## Direction
Copy each line below that includes "αὐτῶν".

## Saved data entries

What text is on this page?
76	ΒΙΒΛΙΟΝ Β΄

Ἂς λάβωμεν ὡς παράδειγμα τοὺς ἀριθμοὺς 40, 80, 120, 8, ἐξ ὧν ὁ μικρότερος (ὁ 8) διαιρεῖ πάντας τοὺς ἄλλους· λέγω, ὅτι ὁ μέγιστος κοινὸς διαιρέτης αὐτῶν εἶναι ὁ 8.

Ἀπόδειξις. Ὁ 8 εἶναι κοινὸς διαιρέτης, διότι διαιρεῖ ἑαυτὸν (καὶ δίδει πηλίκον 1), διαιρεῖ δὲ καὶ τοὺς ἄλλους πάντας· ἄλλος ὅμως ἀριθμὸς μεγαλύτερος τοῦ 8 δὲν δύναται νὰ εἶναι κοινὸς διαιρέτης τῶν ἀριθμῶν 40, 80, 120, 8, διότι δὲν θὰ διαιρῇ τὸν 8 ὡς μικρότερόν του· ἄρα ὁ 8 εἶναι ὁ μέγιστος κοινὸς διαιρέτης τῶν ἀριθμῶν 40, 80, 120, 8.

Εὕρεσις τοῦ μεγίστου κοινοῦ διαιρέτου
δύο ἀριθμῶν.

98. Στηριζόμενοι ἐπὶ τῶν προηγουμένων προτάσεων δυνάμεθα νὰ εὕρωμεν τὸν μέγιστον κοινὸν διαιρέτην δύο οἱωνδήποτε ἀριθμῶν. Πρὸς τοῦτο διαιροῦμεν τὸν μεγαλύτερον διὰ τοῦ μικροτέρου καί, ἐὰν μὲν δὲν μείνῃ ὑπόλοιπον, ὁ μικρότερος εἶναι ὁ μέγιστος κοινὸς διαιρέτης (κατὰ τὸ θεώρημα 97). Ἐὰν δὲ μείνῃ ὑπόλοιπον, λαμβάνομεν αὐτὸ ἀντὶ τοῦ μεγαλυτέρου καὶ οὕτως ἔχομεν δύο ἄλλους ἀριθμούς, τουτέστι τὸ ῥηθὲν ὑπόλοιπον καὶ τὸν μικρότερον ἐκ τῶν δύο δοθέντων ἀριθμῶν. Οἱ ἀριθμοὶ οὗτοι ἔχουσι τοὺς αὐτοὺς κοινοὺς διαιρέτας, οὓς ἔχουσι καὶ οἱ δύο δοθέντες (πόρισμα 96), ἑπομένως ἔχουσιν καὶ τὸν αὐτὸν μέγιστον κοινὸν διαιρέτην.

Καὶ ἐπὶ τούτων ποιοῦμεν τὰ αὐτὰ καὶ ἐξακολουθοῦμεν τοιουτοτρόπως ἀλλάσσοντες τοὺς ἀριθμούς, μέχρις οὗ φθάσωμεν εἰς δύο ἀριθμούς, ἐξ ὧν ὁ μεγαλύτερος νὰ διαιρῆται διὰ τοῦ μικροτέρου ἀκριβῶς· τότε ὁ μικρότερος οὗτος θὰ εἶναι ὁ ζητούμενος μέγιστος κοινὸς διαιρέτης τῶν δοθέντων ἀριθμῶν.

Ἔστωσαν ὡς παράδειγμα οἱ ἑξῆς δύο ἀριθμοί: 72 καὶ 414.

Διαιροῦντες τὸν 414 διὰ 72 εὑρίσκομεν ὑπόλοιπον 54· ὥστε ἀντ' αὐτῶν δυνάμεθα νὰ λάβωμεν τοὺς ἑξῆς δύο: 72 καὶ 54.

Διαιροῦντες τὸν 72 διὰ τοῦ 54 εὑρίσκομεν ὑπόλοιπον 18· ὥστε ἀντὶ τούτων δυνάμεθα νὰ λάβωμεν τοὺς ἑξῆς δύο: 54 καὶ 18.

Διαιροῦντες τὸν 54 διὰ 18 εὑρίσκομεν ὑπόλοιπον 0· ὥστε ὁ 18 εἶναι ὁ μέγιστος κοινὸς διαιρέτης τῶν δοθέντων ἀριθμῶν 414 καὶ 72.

## Written solution
Ἂς λάβωμεν ὡς παράδειγμα τοὺς ἀριθμοὺς 40, 80, 120, 8, ἐξ ὧν ὁ μικρότερος (ὁ 8) διαιρεῖ πάντας τοὺς ἄλλους· λέγω, ὅτι ὁ μέγιστος κοινὸς διαιρέτης αὐτῶν εἶναι ὁ 8.
Διαιροῦντες τὸν 414 διὰ 72 εὑρίσκομεν ὑπόλοιπον 54· ὥστε ἀντ' αὐτῶν δυνάμεθα νὰ λάβωμεν τοὺς ἑξῆς δύο: 72 καὶ 54.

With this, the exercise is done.